• **TASK BRIEF**:
Reproduce the whole listing, character for character.

• **AVAILABLE DATA**:

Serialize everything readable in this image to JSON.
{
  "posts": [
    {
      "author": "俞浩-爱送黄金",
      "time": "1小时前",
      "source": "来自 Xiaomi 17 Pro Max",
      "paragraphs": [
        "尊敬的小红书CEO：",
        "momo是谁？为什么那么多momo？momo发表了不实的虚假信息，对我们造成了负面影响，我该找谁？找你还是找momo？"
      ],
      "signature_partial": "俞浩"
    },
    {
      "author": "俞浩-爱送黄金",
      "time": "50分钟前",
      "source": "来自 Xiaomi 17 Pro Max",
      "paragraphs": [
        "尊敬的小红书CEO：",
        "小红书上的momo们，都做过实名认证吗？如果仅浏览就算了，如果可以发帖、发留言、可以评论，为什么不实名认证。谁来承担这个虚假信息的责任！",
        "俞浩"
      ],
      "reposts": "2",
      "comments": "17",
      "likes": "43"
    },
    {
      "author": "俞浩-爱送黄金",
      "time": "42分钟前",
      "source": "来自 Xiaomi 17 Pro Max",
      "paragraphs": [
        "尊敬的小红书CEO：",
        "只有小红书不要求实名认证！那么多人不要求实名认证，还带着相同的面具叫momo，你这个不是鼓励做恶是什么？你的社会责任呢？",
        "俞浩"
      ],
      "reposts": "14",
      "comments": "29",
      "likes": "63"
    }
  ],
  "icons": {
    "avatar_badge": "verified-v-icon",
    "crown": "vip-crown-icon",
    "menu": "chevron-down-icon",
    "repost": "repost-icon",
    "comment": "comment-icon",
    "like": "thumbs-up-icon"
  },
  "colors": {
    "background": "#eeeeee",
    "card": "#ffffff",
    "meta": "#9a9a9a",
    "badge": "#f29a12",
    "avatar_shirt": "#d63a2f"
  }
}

• **CORRECT ANSWER**:
Serialize everything readable in this image to JSON.
{
  "posts": [
    {
      "author": "俞浩-爱送黄金",
      "time": "1小时前",
      "source": "来自 Xiaomi 17 Pro Max",
      "paragraphs": [
        "尊敬的小红书CEO：",
        "momo是谁？为什么那么多momo？momo发表了不实的虚假信息，对我们造成了负面影响，我该找谁？找你还是找momo？"
      ],
      "signature_partial": "俞浩"
    },
    {
      "author": "俞浩-爱送黄金",
      "time": "50分钟前",
      "source": "来自 Xiaomi 17 Pro Max",
      "paragraphs": [
        "尊敬的小红书CEO：",
        "小红书上的momo们，都做过实名认证吗？如果仅浏览就算了，如果可以发帖、发留言、可以评论，为什么不实名认证。谁来承担这个虚假信息的责任！",
        "俞浩"
      ],
      "reposts": "2",
      "comments": "17",
      "likes": "43"
    },
    {
      "author": "俞浩-爱送黄金",
      "time": "42分钟前",
      "source": "来自 Xiaomi 17 Pro Max",
      "paragraphs": [
        "尊敬的小红书CEO：",
        "只有小红书不要求实名认证！那么多人不要求实名认证，还带着相同的面具叫momo，你这个不是鼓励做恶是什么？你的社会责任呢？",
        "俞浩"
      ],
      "reposts": "14",
      "comments": "29",
      "likes": "63"
    }
  ],
  "icons": {
    "avatar_badge": "verified-v-icon",
    "crown": "vip-crown-icon",
    "menu": "chevron-down-icon",
    "repost": "repost-icon",
    "comment": "comment-icon",
    "like": "thumbs-up-icon"
  },
  "colors": {
    "background": "#eeeeee",
    "card": "#ffffff",
    "meta": "#9a9a9a",
    "badge": "#f29a12",
    "avatar_shirt": "#d63a2f"
  }
}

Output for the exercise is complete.